Material supplied -
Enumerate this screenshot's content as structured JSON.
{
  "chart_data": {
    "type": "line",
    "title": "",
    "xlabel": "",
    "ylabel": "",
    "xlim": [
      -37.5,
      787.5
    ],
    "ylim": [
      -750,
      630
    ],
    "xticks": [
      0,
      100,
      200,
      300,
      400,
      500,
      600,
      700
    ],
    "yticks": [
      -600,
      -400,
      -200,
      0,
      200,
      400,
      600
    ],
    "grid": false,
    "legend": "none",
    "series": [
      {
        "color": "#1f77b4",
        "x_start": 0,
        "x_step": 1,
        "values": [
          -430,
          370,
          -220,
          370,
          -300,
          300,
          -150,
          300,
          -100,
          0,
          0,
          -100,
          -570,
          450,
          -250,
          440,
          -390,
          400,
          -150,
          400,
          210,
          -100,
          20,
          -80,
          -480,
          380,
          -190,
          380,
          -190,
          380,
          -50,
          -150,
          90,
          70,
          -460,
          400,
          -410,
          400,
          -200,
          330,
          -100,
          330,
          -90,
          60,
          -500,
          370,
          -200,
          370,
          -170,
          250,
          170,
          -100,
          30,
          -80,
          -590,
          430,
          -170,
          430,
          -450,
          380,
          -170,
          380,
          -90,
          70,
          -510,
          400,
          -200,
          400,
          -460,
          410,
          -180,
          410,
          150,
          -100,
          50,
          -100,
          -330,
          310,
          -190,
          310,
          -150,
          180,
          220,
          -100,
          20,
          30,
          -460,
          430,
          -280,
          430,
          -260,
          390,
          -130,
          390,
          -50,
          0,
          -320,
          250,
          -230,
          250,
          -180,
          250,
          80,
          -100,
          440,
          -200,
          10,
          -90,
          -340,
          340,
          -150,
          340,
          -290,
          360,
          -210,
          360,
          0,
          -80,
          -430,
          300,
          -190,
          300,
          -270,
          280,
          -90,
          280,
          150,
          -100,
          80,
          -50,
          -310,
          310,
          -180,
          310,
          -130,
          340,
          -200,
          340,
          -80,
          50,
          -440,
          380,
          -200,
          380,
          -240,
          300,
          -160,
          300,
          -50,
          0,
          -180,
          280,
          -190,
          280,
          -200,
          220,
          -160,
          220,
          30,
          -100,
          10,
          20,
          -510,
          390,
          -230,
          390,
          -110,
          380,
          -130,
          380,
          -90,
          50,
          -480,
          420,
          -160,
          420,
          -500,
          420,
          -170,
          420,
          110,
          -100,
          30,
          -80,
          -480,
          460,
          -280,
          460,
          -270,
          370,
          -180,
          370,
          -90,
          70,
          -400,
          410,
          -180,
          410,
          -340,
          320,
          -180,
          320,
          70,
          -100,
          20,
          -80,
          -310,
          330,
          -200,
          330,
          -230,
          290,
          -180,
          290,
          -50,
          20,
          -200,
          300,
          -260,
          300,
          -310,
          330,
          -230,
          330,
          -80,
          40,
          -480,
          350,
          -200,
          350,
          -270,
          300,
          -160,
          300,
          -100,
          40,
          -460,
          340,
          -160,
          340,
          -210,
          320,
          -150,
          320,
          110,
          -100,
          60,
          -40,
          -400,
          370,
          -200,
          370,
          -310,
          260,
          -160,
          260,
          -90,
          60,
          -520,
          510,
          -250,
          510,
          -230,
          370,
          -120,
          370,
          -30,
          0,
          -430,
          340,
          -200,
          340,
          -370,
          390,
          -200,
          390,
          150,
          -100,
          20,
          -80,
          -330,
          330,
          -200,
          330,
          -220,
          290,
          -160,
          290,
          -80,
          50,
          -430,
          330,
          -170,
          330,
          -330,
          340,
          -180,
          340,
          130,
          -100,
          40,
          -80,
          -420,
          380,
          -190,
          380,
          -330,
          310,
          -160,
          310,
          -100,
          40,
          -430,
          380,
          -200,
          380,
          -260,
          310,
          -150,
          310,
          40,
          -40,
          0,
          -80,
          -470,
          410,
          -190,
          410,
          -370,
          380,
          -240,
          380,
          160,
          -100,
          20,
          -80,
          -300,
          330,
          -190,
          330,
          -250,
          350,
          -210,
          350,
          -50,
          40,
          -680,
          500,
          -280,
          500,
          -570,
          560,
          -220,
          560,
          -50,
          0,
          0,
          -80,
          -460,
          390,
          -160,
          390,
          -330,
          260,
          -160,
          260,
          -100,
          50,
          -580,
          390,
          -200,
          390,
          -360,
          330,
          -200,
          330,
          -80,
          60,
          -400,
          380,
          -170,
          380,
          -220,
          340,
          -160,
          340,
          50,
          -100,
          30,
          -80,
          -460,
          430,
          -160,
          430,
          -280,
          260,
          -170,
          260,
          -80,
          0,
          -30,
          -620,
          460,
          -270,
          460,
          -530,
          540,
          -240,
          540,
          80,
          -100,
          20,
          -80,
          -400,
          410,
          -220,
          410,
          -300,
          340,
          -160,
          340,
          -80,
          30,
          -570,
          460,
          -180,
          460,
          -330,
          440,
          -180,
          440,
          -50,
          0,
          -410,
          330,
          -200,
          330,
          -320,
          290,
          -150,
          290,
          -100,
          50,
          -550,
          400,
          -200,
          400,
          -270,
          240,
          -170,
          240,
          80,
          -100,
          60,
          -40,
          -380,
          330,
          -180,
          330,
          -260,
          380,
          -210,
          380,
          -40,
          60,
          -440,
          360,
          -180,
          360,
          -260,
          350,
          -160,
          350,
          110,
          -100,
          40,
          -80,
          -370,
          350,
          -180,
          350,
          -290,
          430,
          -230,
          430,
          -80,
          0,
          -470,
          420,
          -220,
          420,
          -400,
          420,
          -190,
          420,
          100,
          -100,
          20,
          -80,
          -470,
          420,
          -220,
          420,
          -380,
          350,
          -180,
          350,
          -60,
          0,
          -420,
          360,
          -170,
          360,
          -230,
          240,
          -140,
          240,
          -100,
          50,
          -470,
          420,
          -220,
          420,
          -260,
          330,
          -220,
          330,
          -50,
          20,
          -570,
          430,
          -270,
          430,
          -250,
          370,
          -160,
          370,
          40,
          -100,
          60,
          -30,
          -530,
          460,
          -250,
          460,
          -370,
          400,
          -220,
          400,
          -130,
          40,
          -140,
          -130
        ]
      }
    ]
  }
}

Description of the task -
Write all of the records out again exactly.

Response -
Enumerate this screenshot's content as structured JSON.
{
  "chart_data": {
    "type": "line",
    "title": "",
    "xlabel": "",
    "ylabel": "",
    "xlim": [
      -37.5,
      787.5
    ],
    "ylim": [
      -750,
      630
    ],
    "xticks": [
      0,
      100,
      200,
      300,
      400,
      500,
      600,
      700
    ],
    "yticks": [
      -600,
      -400,
      -200,
      0,
      200,
      400,
      600
    ],
    "grid": false,
    "legend": "none",
    "series": [
      {
        "color": "#1f77b4",
        "x_start": 0,
        "x_step": 1,
        "values": [
          -430,
          370,
          -220,
          370,
          -300,
          300,
          -150,
          300,
          -100,
          0,
          0,
          -100,
          -570,
          450,
          -250,
          440,
          -390,
          400,
          -150,
          400,
          210,
          -100,
          20,
          -80,
          -480,
          380,
          -190,
          380,
          -190,
          380,
          -50,
          -150,
          90,
          70,
          -460,
          400,
          -410,
          400,
          -200,
          330,
          -100,
          330,
          -90,
          60,
          -500,
          370,
          -200,
          370,
          -170,
          250,
          170,
          -100,
          30,
          -80,
          -590,
          430,
          -170,
          430,
          -450,
          380,
          -170,
          380,
          -90,
          70,
          -510,
          400,
          -200,
          400,
          -460,
          410,
          -180,
          410,
          150,
          -100,
          50,
          -100,
          -330,
          310,
          -190,
          310,
          -150,
          180,
          220,
          -100,
          20,
          30,
          -460,
          430,
          -280,
          430,
          -260,
          390,
          -130,
          390,
          -50,
          0,
          -320,
          250,
          -230,
          250,
          -180,
          250,
          80,
          -100,
          440,
          -200,
          10,
          -90,
          -340,
          340,
          -150,
          340,
          -290,
          360,
          -210,
          360,
          0,
          -80,
          -430,
          300,
          -190,
          300,
          -270,
          280,
          -90,
          280,
          150,
          -100,
          80,
          -50,
          -310,
          310,
          -180,
          310,
          -130,
          340,
          -200,
          340,
          -80,
          50,
          -440,
          380,
          -200,
          380,
          -240,
          300,
          -160,
          300,
          -50,
          0,
          -180,
          280,
          -190,
          280,
          -200,
          220,
          -160,
          220,
          30,
          -100,
          10,
          20,
          -510,
          390,
          -230,
          390,
          -110,
          380,
          -130,
          380,
          -90,
          50,
          -480,
          420,
          -160,
          420,
          -500,
          420,
          -170,
          420,
          110,
          -100,
          30,
          -80,
          -480,
          460,
          -280,
          460,
          -270,
          370,
          -180,
          370,
          -90,
          70,
          -400,
          410,
          -180,
          410,
          -340,
          320,
          -180,
          320,
          70,
          -100,
          20,
          -80,
          -310,
          330,
          -200,
          330,
          -230,
          290,
          -180,
          290,
          -50,
          20,
          -200,
          300,
          -260,
          300,
          -310,
          330,
          -230,
          330,
          -80,
          40,
          -480,
          350,
          -200,
          350,
          -270,
          300,
          -160,
          300,
          -100,
          40,
          -460,
          340,
          -160,
          340,
          -210,
          320,
          -150,
          320,
          110,
          -100,
          60,
          -40,
          -400,
          370,
          -200,
          370,
          -310,
          260,
          -160,
          260,
          -90,
          60,
          -520,
          510,
          -250,
          510,
          -230,
          370,
          -120,
          370,
          -30,
          0,
          -430,
          340,
          -200,
          340,
          -370,
          390,
          -200,
          390,
          150,
          -100,
          20,
          -80,
          -330,
          330,
          -200,
          330,
          -220,
          290,
          -160,
          290,
          -80,
          50,
          -430,
          330,
          -170,
          330,
          -330,
          340,
          -180,
          340,
          130,
          -100,
          40,
          -80,
          -420,
          380,
          -190,
          380,
          -330,
          310,
          -160,
          310,
          -100,
          40,
          -430,
          380,
          -200,
          380,
          -260,
          310,
          -150,
          310,
          40,
          -40,
          0,
          -80,
          -470,
          410,
          -190,
          410,
          -370,
          380,
          -240,
          380,
          160,
          -100,
          20,
          -80,
          -300,
          330,
          -190,
          330,
          -250,
          350,
          -210,
          350,
          -50,
          40,
          -680,
          500,
          -280,
          500,
          -570,
          560,
          -220,
          560,
          -50,
          0,
          0,
          -80,
          -460,
          390,
          -160,
          390,
          -330,
          260,
          -160,
          260,
          -100,
          50,
          -580,
          390,
          -200,
          390,
          -360,
          330,
          -200,
          330,
          -80,
          60,
          -400,
          380,
          -170,
          380,
          -220,
          340,
          -160,
          340,
          50,
          -100,
          30,
          -80,
          -460,
          430,
          -160,
          430,
          -280,
          260,
          -170,
          260,
          -80,
          0,
          -30,
          -620,
          460,
          -270,
          460,
          -530,
          540,
          -240,
          540,
          80,
          -100,
          20,
          -80,
          -400,
          410,
          -220,
          410,
          -300,
          340,
          -160,
          340,
          -80,
          30,
          -570,
          460,
          -180,
          460,
          -330,
          440,
          -180,
          440,
          -50,
          0,
          -410,
          330,
          -200,
          330,
          -320,
          290,
          -150,
          290,
          -100,
          50,
          -550,
          400,
          -200,
          400,
          -270,
          240,
          -170,
          240,
          80,
          -100,
          60,
          -40,
          -380,
          330,
          -180,
          330,
          -260,
          380,
          -210,
          380,
          -40,
          60,
          -440,
          360,
          -180,
          360,
          -260,
          350,
          -160,
          350,
          110,
          -100,
          40,
          -80,
          -370,
          350,
          -180,
          350,
          -290,
          430,
          -230,
          430,
          -80,
          0,
          -470,
          420,
          -220,
          420,
          -400,
          420,
          -190,
          420,
          100,
          -100,
          20,
          -80,
          -470,
          420,
          -220,
          420,
          -380,
          350,
          -180,
          350,
          -60,
          0,
          -420,
          360,
          -170,
          360,
          -230,
          240,
          -140,
          240,
          -100,
          50,
          -470,
          420,
          -220,
          420,
          -260,
          330,
          -220,
          330,
          -50,
          20,
          -570,
          430,
          -270,
          430,
          -250,
          370,
          -160,
          370,
          40,
          -100,
          60,
          -30,
          -530,
          460,
          -250,
          460,
          -370,
          400,
          -220,
          400,
          -130,
          40,
          -140,
          -130
        ]
      }
    ]
  }
}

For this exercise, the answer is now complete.